EXERCISE BRIEF:
Identify the lines that contain the word "days" and copy each one.

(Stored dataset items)
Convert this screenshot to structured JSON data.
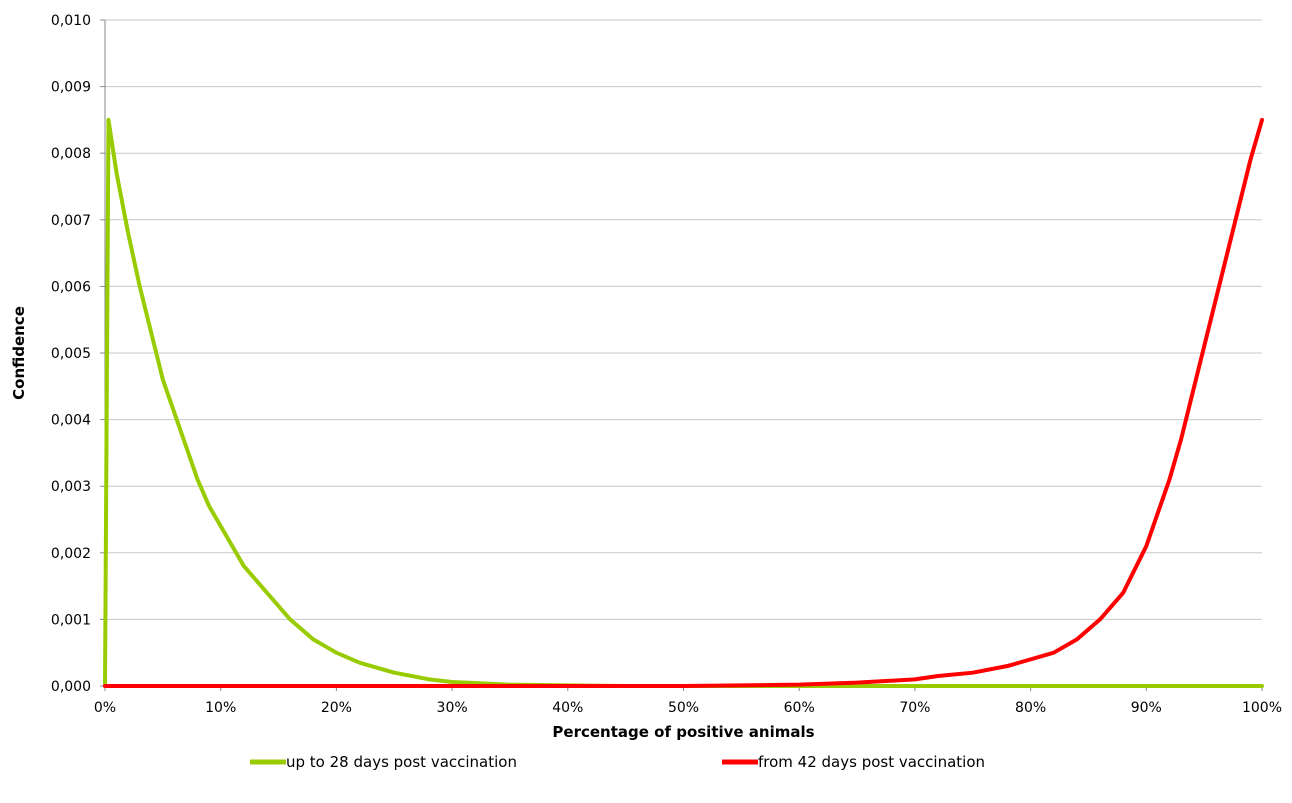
{
  "chart_data": {
    "type": "line",
    "title": "",
    "xlabel": "Percentage of positive animals",
    "ylabel": "Confidence",
    "xlim": [
      0,
      100
    ],
    "ylim": [
      0,
      0.01
    ],
    "x_ticks": [
      "0%",
      "10%",
      "20%",
      "30%",
      "40%",
      "50%",
      "60%",
      "70%",
      "80%",
      "90%",
      "100%"
    ],
    "y_ticks": [
      "0,000",
      "0,001",
      "0,002",
      "0,003",
      "0,004",
      "0,005",
      "0,006",
      "0,007",
      "0,008",
      "0,009",
      "0,010"
    ],
    "grid": "horizontal",
    "legend_position": "bottom",
    "series": [
      {
        "name": "up to 28 days post vaccination",
        "color": "#99cc00",
        "x": [
          0,
          0.3,
          1,
          2,
          3,
          4,
          5,
          6,
          7,
          8,
          9,
          10,
          12,
          14,
          16,
          18,
          20,
          22,
          25,
          28,
          30,
          35,
          40,
          45,
          50,
          60,
          70,
          80,
          90,
          100
        ],
        "y": [
          0,
          0.0085,
          0.0077,
          0.0068,
          0.006,
          0.0053,
          0.0046,
          0.0041,
          0.0036,
          0.0031,
          0.0027,
          0.0024,
          0.0018,
          0.0014,
          0.001,
          0.0007,
          0.0005,
          0.00035,
          0.0002,
          0.0001,
          6e-05,
          2e-05,
          1e-05,
          0,
          0,
          0,
          0,
          0,
          0,
          0
        ]
      },
      {
        "name": "from 42 days post vaccination",
        "color": "#ff0000",
        "x": [
          0,
          10,
          20,
          30,
          40,
          50,
          55,
          60,
          65,
          70,
          72,
          75,
          78,
          80,
          82,
          84,
          86,
          88,
          90,
          91,
          92,
          93,
          94,
          95,
          96,
          97,
          98,
          99,
          100
        ],
        "y": [
          0,
          0,
          0,
          0,
          0,
          0,
          1e-05,
          2e-05,
          5e-05,
          0.0001,
          0.00015,
          0.0002,
          0.0003,
          0.0004,
          0.0005,
          0.0007,
          0.001,
          0.0014,
          0.0021,
          0.0026,
          0.0031,
          0.0037,
          0.0044,
          0.0051,
          0.0058,
          0.0065,
          0.0072,
          0.0079,
          0.0085
        ]
      }
    ]
  }
}
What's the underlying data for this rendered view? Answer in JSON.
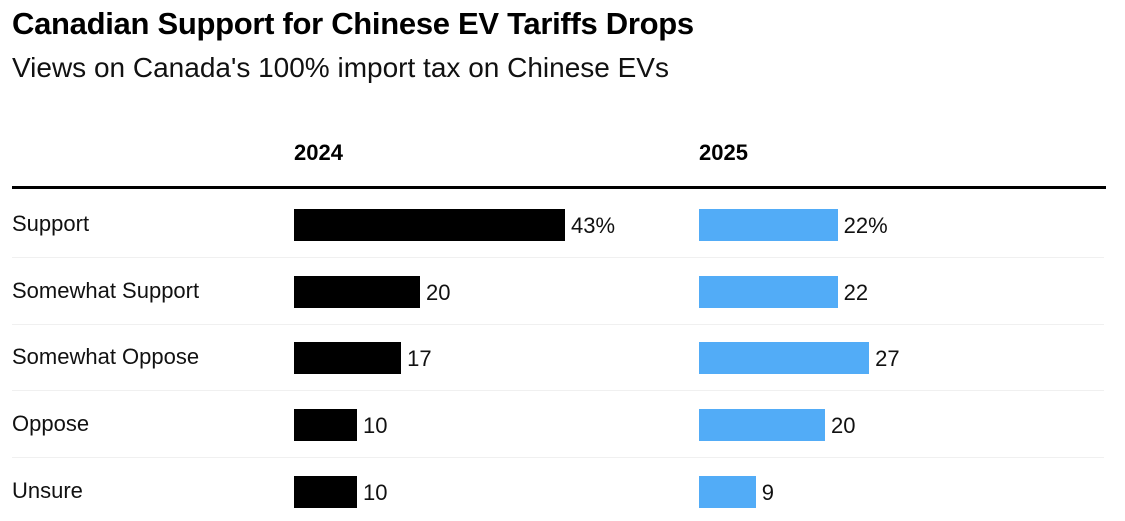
{
  "chart_data": {
    "type": "bar",
    "orientation": "horizontal",
    "title": "Canadian Support for Chinese EV Tariffs Drops",
    "subtitle": "Views on Canada's 100% import tax on Chinese EVs",
    "categories": [
      "Support",
      "Somewhat Support",
      "Somewhat Oppose",
      "Oppose",
      "Unsure"
    ],
    "series": [
      {
        "name": "2024",
        "color": "#000000",
        "values": [
          43,
          20,
          17,
          10,
          10
        ],
        "labels": [
          "43%",
          "20",
          "17",
          "10",
          "10"
        ]
      },
      {
        "name": "2025",
        "color": "#52acf7",
        "values": [
          22,
          22,
          27,
          20,
          9
        ],
        "labels": [
          "22%",
          "22",
          "27",
          "20",
          "9"
        ]
      }
    ],
    "unit": "%",
    "xlim": [
      0,
      43
    ],
    "grid": false,
    "legend": "column headers"
  }
}
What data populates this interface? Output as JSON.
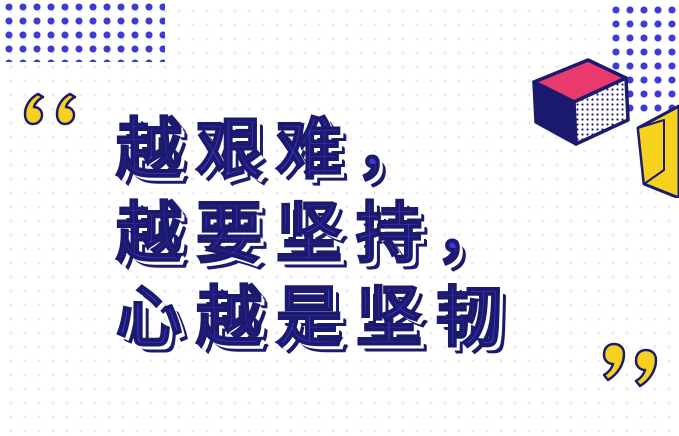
{
  "headline": {
    "line1": "越艰难，",
    "line2": "越要坚持，",
    "line3": "心越是坚韧"
  },
  "colors": {
    "text_blue": "#3b3ad8",
    "outline_navy": "#1c1a6e",
    "quote_yellow": "#f6d21f",
    "dot_blue": "#3d3ad6",
    "cube_pink": "#e93a6e"
  },
  "decorations": {
    "open_quote_icon": "open-quote-icon",
    "close_quote_icon": "close-quote-icon",
    "cube_icon": "cube-icon"
  }
}
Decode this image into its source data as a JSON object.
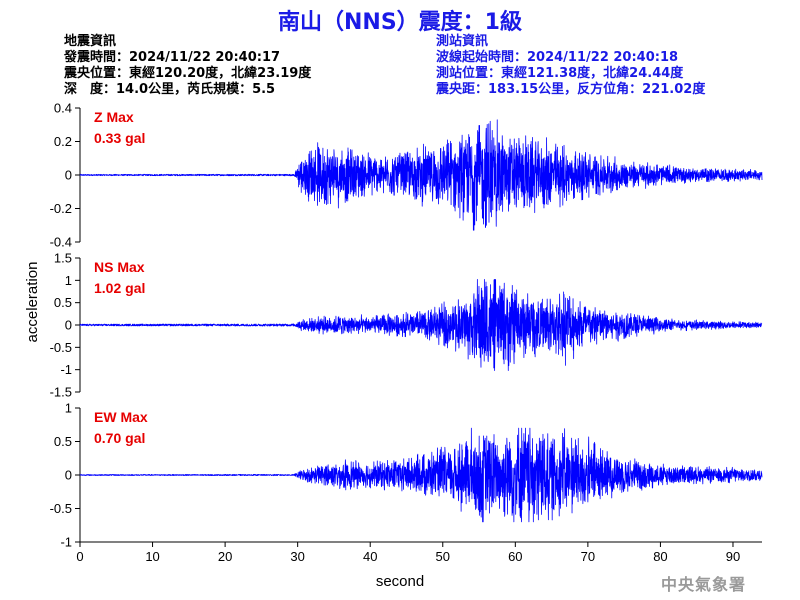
{
  "header": {
    "title": "南山（NNS）震度：1級"
  },
  "quake_info": {
    "heading": "地震資訊",
    "origin_time": "發震時間：2024/11/22 20:40:17",
    "epicenter": "震央位置：東經120.20度，北緯23.19度",
    "depth_magnitude": "深　度：14.0公里，芮氏規模：5.5"
  },
  "station_info": {
    "heading": "測站資訊",
    "wave_onset": "波線起始時間：2024/11/22 20:40:18",
    "location": "測站位置：東經121.38度，北緯24.44度",
    "distance_azimuth": "震央距：183.15公里，反方位角：221.02度"
  },
  "footer": {
    "credit": "中央氣象署"
  },
  "colors": {
    "title": "#1a1ae6",
    "station_text": "#1a1ae6",
    "trace": "#0000ff",
    "max_label": "#e60000",
    "credit": "#9a9a9a"
  },
  "chart_data": {
    "type": "line",
    "xlabel": "second",
    "ylabel": "acceleration",
    "xlim": [
      0,
      94
    ],
    "x_ticks": [
      "0",
      "10",
      "20",
      "30",
      "40",
      "50",
      "60",
      "70",
      "80",
      "90"
    ],
    "x_tick_values": [
      0,
      10,
      20,
      30,
      40,
      50,
      60,
      70,
      80,
      90
    ],
    "grid": false,
    "series": [
      {
        "name": "Z Max",
        "max_label": "0.33 gal",
        "ylim": [
          -0.4,
          0.4
        ],
        "y_ticks": [
          "-0.4",
          "-0.2",
          "0",
          "0.2",
          "0.4"
        ],
        "y_tick_values": [
          -0.4,
          -0.2,
          0,
          0.2,
          0.4
        ],
        "peak": 0.33,
        "onset_s": 30,
        "envelope": [
          [
            0,
            0.004
          ],
          [
            29.5,
            0.005
          ],
          [
            30.5,
            0.09
          ],
          [
            33,
            0.16
          ],
          [
            38,
            0.12
          ],
          [
            42,
            0.09
          ],
          [
            47,
            0.13
          ],
          [
            52,
            0.17
          ],
          [
            56,
            0.3
          ],
          [
            59,
            0.2
          ],
          [
            62,
            0.18
          ],
          [
            65,
            0.16
          ],
          [
            70,
            0.11
          ],
          [
            75,
            0.07
          ],
          [
            80,
            0.05
          ],
          [
            85,
            0.035
          ],
          [
            94,
            0.025
          ]
        ]
      },
      {
        "name": "NS Max",
        "max_label": "1.02 gal",
        "ylim": [
          -1.5,
          1.5
        ],
        "y_ticks": [
          "-1.5",
          "-1",
          "-0.5",
          "0",
          "0.5",
          "1",
          "1.5"
        ],
        "y_tick_values": [
          -1.5,
          -1,
          -0.5,
          0,
          0.5,
          1,
          1.5
        ],
        "peak": 1.02,
        "onset_s": 30,
        "envelope": [
          [
            0,
            0.02
          ],
          [
            29.5,
            0.025
          ],
          [
            30.5,
            0.1
          ],
          [
            35,
            0.18
          ],
          [
            40,
            0.16
          ],
          [
            45,
            0.22
          ],
          [
            50,
            0.35
          ],
          [
            53,
            0.55
          ],
          [
            56,
            0.95
          ],
          [
            59,
            0.75
          ],
          [
            62,
            0.55
          ],
          [
            64,
            0.5
          ],
          [
            67,
            0.65
          ],
          [
            70,
            0.4
          ],
          [
            75,
            0.25
          ],
          [
            80,
            0.12
          ],
          [
            85,
            0.08
          ],
          [
            94,
            0.05
          ]
        ]
      },
      {
        "name": "EW Max",
        "max_label": "0.70 gal",
        "ylim": [
          -1,
          1
        ],
        "y_ticks": [
          "-1",
          "-0.5",
          "0",
          "0.5",
          "1"
        ],
        "y_tick_values": [
          -1,
          -0.5,
          0,
          0.5,
          1
        ],
        "peak": 0.7,
        "onset_s": 30,
        "envelope": [
          [
            0,
            0.008
          ],
          [
            29.5,
            0.01
          ],
          [
            30.5,
            0.06
          ],
          [
            33,
            0.12
          ],
          [
            37,
            0.17
          ],
          [
            40,
            0.15
          ],
          [
            44,
            0.2
          ],
          [
            48,
            0.25
          ],
          [
            52,
            0.4
          ],
          [
            55,
            0.6
          ],
          [
            58,
            0.5
          ],
          [
            61,
            0.68
          ],
          [
            64,
            0.55
          ],
          [
            67,
            0.48
          ],
          [
            70,
            0.42
          ],
          [
            75,
            0.2
          ],
          [
            80,
            0.13
          ],
          [
            85,
            0.1
          ],
          [
            94,
            0.08
          ]
        ]
      }
    ]
  }
}
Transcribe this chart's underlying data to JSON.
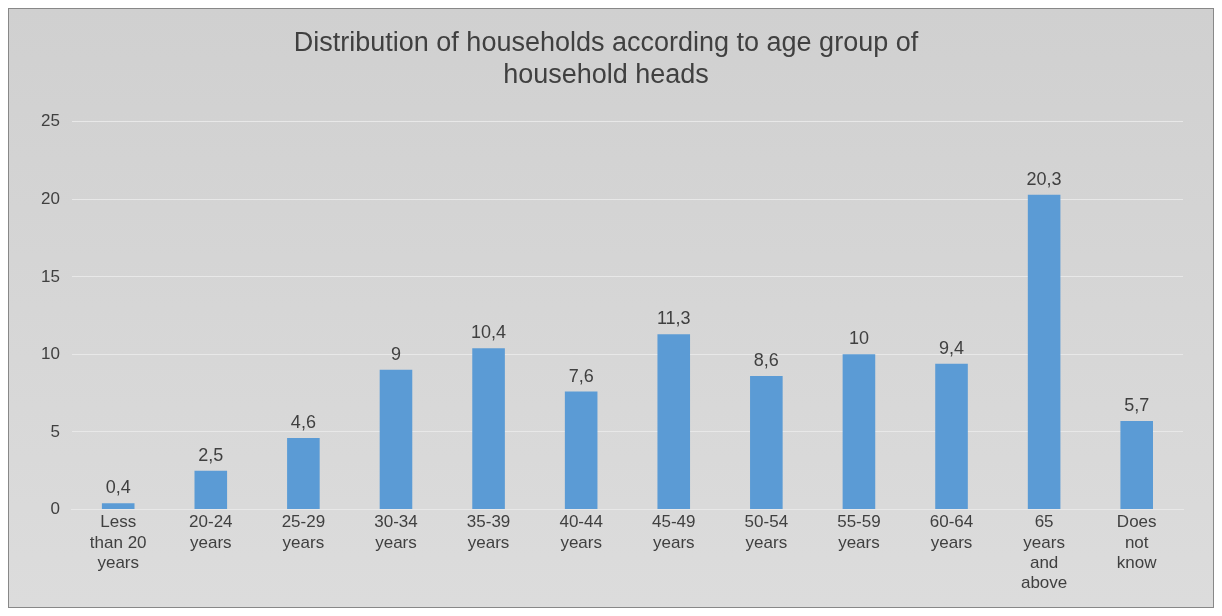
{
  "chart_data": {
    "type": "bar",
    "title": "Distribution of households according to age group of household heads",
    "categories": [
      "Less than 20 years",
      "20-24 years",
      "25-29 years",
      "30-34 years",
      "35-39 years",
      "40-44 years",
      "45-49 years",
      "50-54 years",
      "55-59 years",
      "60-64 years",
      "65 years and above",
      "Does not know"
    ],
    "values": [
      0.4,
      2.5,
      4.6,
      9,
      10.4,
      7.6,
      11.3,
      8.6,
      10,
      9.4,
      20.3,
      5.7
    ],
    "value_labels": [
      "0,4",
      "2,5",
      "4,6",
      "9",
      "10,4",
      "7,6",
      "11,3",
      "8,6",
      "10",
      "9,4",
      "20,3",
      "5,7"
    ],
    "color": "#5b9bd5",
    "ylim": [
      0,
      25
    ],
    "yticks": [
      0,
      5,
      10,
      15,
      20,
      25
    ],
    "grid": "y",
    "legend": false
  }
}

WRITTEN RESPONSE:
        "name": "up to 28 days post vaccination",
        "name": "from 42 days post vaccination",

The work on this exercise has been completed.